--- Begin Data provided ---
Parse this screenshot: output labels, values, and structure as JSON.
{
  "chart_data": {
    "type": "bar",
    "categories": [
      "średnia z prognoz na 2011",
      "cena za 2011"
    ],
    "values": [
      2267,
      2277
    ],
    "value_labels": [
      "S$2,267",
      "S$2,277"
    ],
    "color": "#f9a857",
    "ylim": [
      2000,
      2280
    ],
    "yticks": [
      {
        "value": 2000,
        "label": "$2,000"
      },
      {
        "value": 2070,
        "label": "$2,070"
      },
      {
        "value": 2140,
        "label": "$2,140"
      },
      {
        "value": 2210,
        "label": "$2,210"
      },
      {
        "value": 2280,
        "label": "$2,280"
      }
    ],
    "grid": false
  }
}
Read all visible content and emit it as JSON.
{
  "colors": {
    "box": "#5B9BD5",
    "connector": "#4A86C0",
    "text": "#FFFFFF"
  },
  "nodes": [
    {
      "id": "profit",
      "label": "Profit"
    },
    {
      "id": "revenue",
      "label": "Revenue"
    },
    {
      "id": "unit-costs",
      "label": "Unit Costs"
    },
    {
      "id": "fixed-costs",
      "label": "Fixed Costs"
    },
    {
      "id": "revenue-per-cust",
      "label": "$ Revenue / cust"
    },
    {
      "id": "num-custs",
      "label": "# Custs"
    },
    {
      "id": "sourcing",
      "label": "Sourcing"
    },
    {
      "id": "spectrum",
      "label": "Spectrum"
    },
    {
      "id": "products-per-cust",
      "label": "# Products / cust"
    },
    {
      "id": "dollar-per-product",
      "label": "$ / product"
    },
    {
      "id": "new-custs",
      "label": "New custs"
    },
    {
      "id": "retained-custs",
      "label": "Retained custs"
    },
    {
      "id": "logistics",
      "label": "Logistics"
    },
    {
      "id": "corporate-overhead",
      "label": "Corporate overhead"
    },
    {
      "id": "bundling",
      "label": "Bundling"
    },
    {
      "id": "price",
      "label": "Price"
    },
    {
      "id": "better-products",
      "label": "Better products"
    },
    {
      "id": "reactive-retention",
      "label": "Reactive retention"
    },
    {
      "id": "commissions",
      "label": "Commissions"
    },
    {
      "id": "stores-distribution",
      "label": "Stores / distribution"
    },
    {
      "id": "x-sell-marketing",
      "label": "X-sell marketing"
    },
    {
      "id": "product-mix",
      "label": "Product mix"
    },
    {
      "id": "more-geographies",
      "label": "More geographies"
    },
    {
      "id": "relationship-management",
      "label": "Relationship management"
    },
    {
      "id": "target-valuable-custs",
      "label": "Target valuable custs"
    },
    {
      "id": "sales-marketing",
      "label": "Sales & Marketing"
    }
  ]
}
--- End Data provided ---
- **To be done**
Output the listing above exactly as it appears.

- **Solution to the exercise**
Parse this screenshot: output labels, values, and structure as JSON.
{
  "chart_data": {
    "type": "bar",
    "categories": [
      "średnia z prognoz na 2011",
      "cena za 2011"
    ],
    "values": [
      2267,
      2277
    ],
    "value_labels": [
      "S$2,267",
      "S$2,277"
    ],
    "color": "#f9a857",
    "ylim": [
      2000,
      2280
    ],
    "yticks": [
      {
        "value": 2000,
        "label": "$2,000"
      },
      {
        "value": 2070,
        "label": "$2,070"
      },
      {
        "value": 2140,
        "label": "$2,140"
      },
      {
        "value": 2210,
        "label": "$2,210"
      },
      {
        "value": 2280,
        "label": "$2,280"
      }
    ],
    "grid": false
  }
}
Read all visible content and emit it as JSON.
{
  "colors": {
    "box": "#5B9BD5",
    "connector": "#4A86C0",
    "text": "#FFFFFF"
  },
  "nodes": [
    {
      "id": "profit",
      "label": "Profit"
    },
    {
      "id": "revenue",
      "label": "Revenue"
    },
    {
      "id": "unit-costs",
      "label": "Unit Costs"
    },
    {
      "id": "fixed-costs",
      "label": "Fixed Costs"
    },
    {
      "id": "revenue-per-cust",
      "label": "$ Revenue / cust"
    },
    {
      "id": "num-custs",
      "label": "# Custs"
    },
    {
      "id": "sourcing",
      "label": "Sourcing"
    },
    {
      "id": "spectrum",
      "label": "Spectrum"
    },
    {
      "id": "products-per-cust",
      "label": "# Products / cust"
    },
    {
      "id": "dollar-per-product",
      "label": "$ / product"
    },
    {
      "id": "new-custs",
      "label": "New custs"
    },
    {
      "id": "retained-custs",
      "label": "Retained custs"
    },
    {
      "id": "logistics",
      "label": "Logistics"
    },
    {
      "id": "corporate-overhead",
      "label": "Corporate overhead"
    },
    {
      "id": "bundling",
      "label": "Bundling"
    },
    {
      "id": "price",
      "label": "Price"
    },
    {
      "id": "better-products",
      "label": "Better products"
    },
    {
      "id": "reactive-retention",
      "label": "Reactive retention"
    },
    {
      "id": "commissions",
      "label": "Commissions"
    },
    {
      "id": "stores-distribution",
      "label": "Stores / distribution"
    },
    {
      "id": "x-sell-marketing",
      "label": "X-sell marketing"
    },
    {
      "id": "product-mix",
      "label": "Product mix"
    },
    {
      "id": "more-geographies",
      "label": "More geographies"
    },
    {
      "id": "relationship-management",
      "label": "Relationship management"
    },
    {
      "id": "target-valuable-custs",
      "label": "Target valuable custs"
    },
    {
      "id": "sales-marketing",
      "label": "Sales & Marketing"
    }
  ]
}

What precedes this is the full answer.